Text shown:
## start
Appeal from the Circuit Court of Jackson County. No. 92-CF-547. Honorable David W. Watt, Jr., Judge, presiding. This Opinion Substituted on Denial of Rehearing for Withdrawn Opinion of October 27, 1995, Previously
The Honorable Justice Kuehn delivered the opinion of the court: Rarick and Goldenhersh, JJ., concur.
The opinion of the court was delivered by: Kuehn
This cause has been considered on appellant's petition for rehearing. The court being fully advised finds:
On October 27, 1995, the court previously filed a decision in this cause;
On November 6, 1995, appellant filed a petition for rehearing; and
The court now desires to vacate its previous decision and substitute a new decision.
IT IS THEREFORE ORDERED that appellant's petition for rehearing is DENIED.
IT IS FURTHER ORDERED that the decision previously filed in this cause on October 27, 1995, shall be, and the same is hereby, VACATED AND HELD FOR NAUGHT.
IT IS FURTHER ORDERED that the opinion filed on this date shall stand as the decision of the court.
The Honorable Justice KUEHN delivered the opinion of the court:
On September 21, 1992, defendant Stephanie Patterson was charged by information with two counts of forgery pursuant to sections 17-3(a)(1) and (2) of the Criminal Code of 1961 (Ill. Rev. Stat. 1991, ch. 38, par. 17-3(a)(1),(2) (now 720 ILCS 5/17-3 (a)(1),(2) (West 1992).) Both counts relate to the forgery of a signature on one check. The State dismissed one count before trial. On June 2, 1993, defendant Stephanie Patterson was convicted of forgery. In addition to being ordered to pay court costs, fines, and restitution, defendant received a 24-month sentence of probation and was required to undergo a Treatment Alternatives for Special Clients, Inc. (T.A.S.C.), substance-abuse evaluation. Defendant failed to comply with certain probation requirements, and the State filed a petition to revoke probation. Defendant admitted the content of the petition to revoke probation. At the December 14, 1993, resentencing hearing, the court admonished defendant that the maximum penalty for forgery was two to five years in the penitentiary, followed by a one-year period of mandatory supervised release, and a $10,000 fine. Following the admonition, the court sentenced defendant to two years in the Department of Corrections (D.O.C.) and 30 months of probation consecutive to the D.O.C. sentence. Defendant filed a motion for reconsideration, which the court denied.
## end
Tasks:
**A.** Copy out the entries word for word, from the line containing "Give bounding boxes" through the line containing "data-point [182,633,200,651]", both lines included.
**B.** Continue the court opinion on the forgery appeal from the point where it stops.

Recorded information:
## start
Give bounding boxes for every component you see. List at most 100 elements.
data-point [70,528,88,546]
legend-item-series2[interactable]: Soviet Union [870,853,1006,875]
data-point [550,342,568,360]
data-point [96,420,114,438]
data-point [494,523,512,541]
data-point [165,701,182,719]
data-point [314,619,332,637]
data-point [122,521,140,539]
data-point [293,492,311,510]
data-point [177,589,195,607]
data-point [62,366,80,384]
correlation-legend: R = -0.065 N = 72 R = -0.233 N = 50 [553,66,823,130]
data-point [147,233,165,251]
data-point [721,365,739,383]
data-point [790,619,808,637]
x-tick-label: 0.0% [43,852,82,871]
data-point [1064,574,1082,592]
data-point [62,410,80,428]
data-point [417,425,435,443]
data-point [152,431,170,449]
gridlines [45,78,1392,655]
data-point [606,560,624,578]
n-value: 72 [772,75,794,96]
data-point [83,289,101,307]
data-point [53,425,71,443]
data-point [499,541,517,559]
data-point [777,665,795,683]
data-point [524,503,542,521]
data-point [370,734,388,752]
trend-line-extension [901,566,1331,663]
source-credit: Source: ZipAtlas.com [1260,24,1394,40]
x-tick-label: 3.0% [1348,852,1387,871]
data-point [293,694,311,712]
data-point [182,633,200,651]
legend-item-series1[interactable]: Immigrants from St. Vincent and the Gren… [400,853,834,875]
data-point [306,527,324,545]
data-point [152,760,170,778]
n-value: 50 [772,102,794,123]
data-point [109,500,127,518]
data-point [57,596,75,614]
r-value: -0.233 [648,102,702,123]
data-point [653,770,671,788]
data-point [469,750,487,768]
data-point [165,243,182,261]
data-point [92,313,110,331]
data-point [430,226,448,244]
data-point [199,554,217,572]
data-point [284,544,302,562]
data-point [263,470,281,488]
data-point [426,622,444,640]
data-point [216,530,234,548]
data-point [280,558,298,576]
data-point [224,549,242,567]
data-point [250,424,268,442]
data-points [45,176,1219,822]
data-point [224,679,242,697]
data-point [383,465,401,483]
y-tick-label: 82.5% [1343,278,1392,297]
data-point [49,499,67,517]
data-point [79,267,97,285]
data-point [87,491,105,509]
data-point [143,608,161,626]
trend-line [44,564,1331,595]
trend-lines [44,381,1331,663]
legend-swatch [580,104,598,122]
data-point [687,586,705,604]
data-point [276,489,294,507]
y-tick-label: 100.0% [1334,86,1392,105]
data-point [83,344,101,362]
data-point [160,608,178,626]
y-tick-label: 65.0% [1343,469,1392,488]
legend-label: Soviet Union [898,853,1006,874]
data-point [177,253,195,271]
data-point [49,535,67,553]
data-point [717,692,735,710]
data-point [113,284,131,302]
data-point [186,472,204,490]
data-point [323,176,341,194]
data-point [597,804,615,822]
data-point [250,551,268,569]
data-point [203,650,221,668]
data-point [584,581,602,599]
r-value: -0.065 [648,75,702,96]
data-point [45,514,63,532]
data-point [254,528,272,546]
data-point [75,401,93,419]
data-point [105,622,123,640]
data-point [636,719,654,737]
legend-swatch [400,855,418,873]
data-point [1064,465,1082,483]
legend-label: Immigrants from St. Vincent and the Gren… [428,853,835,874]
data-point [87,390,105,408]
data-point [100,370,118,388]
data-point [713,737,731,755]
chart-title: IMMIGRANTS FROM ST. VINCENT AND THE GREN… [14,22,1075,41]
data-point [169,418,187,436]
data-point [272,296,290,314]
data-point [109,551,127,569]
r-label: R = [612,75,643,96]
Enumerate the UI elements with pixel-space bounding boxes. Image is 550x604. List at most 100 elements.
## end
## start
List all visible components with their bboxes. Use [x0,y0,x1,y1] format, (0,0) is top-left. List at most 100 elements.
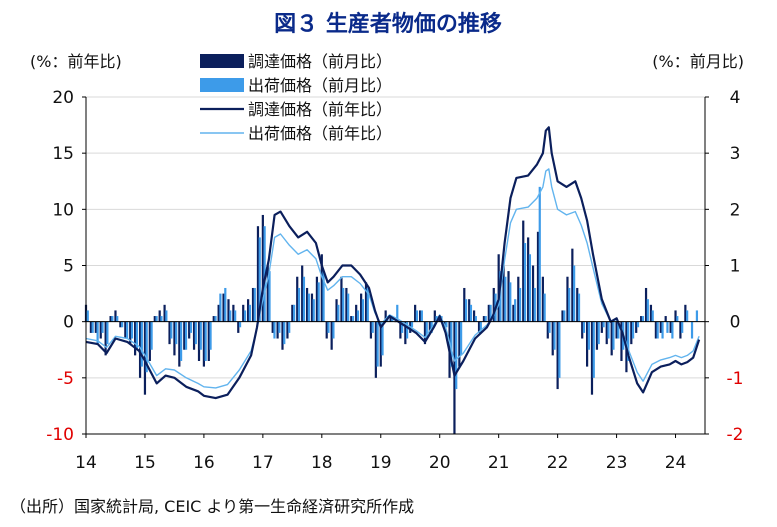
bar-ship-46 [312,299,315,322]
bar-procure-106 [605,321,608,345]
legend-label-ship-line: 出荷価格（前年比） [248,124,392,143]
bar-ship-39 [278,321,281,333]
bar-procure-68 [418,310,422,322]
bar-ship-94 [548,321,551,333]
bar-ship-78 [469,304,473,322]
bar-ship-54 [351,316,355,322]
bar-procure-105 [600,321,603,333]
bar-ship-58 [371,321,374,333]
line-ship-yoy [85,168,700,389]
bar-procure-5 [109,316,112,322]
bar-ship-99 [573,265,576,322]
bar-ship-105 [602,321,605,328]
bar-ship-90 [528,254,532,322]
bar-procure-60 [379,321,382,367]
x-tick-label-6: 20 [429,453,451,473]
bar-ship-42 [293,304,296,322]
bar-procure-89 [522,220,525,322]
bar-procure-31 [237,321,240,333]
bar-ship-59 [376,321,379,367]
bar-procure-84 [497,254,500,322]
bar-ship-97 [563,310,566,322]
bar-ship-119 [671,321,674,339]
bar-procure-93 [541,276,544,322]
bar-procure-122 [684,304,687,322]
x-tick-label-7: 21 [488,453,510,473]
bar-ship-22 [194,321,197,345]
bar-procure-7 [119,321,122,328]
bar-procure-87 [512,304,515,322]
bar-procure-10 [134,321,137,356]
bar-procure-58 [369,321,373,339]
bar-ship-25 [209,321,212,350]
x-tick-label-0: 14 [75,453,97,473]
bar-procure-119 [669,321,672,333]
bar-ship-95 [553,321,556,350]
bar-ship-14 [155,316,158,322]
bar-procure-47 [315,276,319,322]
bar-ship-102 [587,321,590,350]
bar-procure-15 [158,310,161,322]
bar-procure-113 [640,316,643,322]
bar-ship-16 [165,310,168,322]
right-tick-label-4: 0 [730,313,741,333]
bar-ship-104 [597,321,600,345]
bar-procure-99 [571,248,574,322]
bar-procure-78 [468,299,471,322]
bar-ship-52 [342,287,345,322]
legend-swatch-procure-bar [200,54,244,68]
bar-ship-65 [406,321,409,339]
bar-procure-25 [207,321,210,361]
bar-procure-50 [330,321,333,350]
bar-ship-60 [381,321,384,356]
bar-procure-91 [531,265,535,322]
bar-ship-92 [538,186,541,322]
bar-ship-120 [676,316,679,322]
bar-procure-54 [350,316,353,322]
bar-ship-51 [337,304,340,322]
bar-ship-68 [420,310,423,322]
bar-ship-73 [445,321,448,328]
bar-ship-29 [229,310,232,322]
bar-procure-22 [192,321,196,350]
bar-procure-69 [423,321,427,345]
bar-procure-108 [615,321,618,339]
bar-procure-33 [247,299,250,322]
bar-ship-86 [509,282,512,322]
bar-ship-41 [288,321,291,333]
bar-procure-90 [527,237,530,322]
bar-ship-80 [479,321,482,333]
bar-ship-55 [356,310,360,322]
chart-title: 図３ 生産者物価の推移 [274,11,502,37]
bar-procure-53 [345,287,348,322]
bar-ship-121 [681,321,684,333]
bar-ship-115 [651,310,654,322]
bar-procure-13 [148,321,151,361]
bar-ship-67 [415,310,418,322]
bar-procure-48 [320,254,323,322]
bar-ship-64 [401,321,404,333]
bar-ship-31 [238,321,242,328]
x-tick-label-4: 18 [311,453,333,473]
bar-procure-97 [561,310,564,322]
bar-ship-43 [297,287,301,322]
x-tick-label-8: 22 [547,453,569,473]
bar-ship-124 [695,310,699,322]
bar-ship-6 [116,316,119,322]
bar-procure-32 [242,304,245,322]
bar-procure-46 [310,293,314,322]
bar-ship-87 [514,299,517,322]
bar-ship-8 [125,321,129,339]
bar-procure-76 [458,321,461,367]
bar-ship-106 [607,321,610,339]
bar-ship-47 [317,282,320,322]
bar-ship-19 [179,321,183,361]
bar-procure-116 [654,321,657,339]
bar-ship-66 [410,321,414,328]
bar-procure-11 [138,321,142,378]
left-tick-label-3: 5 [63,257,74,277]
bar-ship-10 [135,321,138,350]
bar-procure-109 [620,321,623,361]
## end
## start
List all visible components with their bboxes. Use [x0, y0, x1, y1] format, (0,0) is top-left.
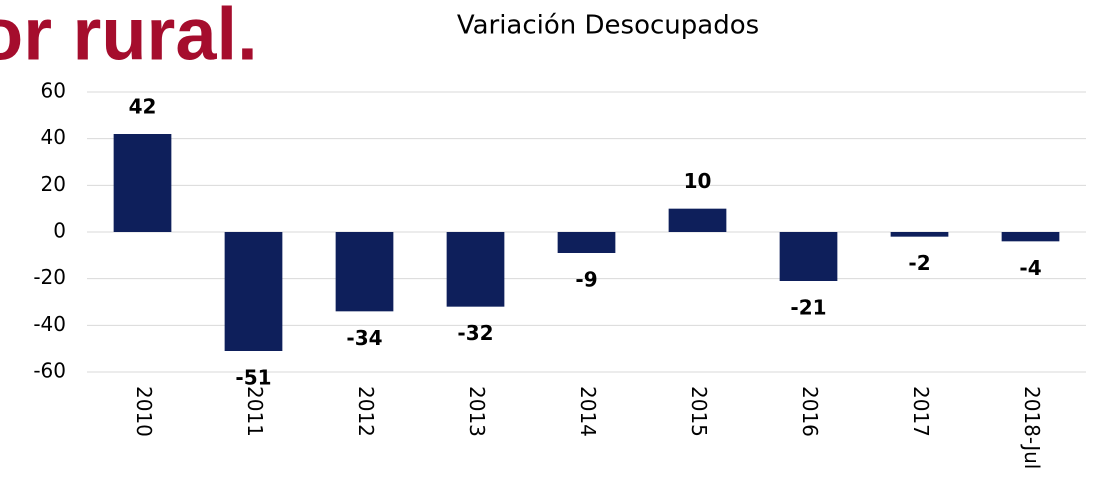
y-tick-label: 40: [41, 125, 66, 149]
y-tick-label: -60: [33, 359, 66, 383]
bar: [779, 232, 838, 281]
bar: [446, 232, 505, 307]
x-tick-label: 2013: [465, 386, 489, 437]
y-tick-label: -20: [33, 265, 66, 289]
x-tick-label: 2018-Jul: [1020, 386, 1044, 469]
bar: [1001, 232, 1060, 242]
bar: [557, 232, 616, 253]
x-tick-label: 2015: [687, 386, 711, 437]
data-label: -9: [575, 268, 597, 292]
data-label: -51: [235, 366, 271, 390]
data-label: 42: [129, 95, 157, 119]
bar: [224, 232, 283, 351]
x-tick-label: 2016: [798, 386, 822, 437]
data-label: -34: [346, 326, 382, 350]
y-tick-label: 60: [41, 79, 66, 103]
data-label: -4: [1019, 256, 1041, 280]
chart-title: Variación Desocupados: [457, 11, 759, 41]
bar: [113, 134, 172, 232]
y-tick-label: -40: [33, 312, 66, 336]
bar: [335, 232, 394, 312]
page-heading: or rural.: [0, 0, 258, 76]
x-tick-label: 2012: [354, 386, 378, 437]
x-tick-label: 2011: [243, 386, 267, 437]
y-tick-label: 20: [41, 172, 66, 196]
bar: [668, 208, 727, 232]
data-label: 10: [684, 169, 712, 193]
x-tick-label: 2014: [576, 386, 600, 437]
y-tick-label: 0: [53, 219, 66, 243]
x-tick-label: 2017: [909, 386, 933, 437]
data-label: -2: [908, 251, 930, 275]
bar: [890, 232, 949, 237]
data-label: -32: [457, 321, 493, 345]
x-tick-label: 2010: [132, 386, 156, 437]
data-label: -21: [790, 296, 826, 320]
## end
In response:
**A.**
Give bounding boxes for every component you see. List at most 100 elements.
data-point [70,528,88,546]
legend-item-series2[interactable]: Soviet Union [870,853,1006,875]
data-point [550,342,568,360]
data-point [96,420,114,438]
data-point [494,523,512,541]
data-point [165,701,182,719]
data-point [314,619,332,637]
data-point [122,521,140,539]
data-point [293,492,311,510]
data-point [177,589,195,607]
data-point [62,366,80,384]
correlation-legend: R = -0.065 N = 72 R = -0.233 N = 50 [553,66,823,130]
data-point [147,233,165,251]
data-point [721,365,739,383]
data-point [790,619,808,637]
x-tick-label: 0.0% [43,852,82,871]
data-point [1064,574,1082,592]
data-point [62,410,80,428]
data-point [417,425,435,443]
data-point [152,431,170,449]
gridlines [45,78,1392,655]
data-point [606,560,624,578]
n-value: 72 [772,75,794,96]
data-point [83,289,101,307]
data-point [53,425,71,443]
data-point [499,541,517,559]
data-point [777,665,795,683]
data-point [524,503,542,521]
data-point [370,734,388,752]
trend-line-extension [901,566,1331,663]
source-credit: Source: ZipAtlas.com [1260,24,1394,40]
x-tick-label: 3.0% [1348,852,1387,871]
data-point [293,694,311,712]
data-point [182,633,200,651]

**B.**
Defendant contends that the trial court failed to admonish her about the possibility of consecutive sentences and that this failure warrants vacation of that portion of her sentence. Our supreme court recently considered and rejected this argument in People v. Gazelle (1995), 165 Ill. 2d 93, 649 N.E.2d 381, 208 Ill. Dec. 325. In Gazelle, the defendant was sentenced to a term of imprisonment in one county consecutive to a term of imprisonment in a second county. Without a detailed analysis, the supreme court affirmed defendant's consecutive sentence, indicating that "a new revocation hearing would change nothing and would be a waste of judicial time and manpower." Gazelle, 165 Ill. 2d at 95, 649 N.E.2d at 382.
While the Gazelle majority did not specifically address a defendant's due process right to receive an admonition of all sentence possibilities, Justice Nickels discussed the issue in his concurrence. Concurring opinions are not binding authority but are persuasive. (21 C.J.S. Courts § 141 (1990).) Justice Nickels noted that Illinois Supreme Court Rule 402 (134 Ill. 2d R. 402) requires the trial court to admonish a defendant of consecutive-sentence possibilities with a guilty plea. ( Gazelle, 165 Ill. 2d at 98, 649 N.E.2d at 383.) Due process does not require the same admonishment in a probation revocation hearing. ( Gazelle, 165 Ill. 2d at 99, 649 N.E.2d at 384.) Justice Nickels found no Illinois law requiring warnings of possible consecutive sentences during a probation revocation hearing. Justice Nickels determined that defendant's due process rights were not violated because defendant ...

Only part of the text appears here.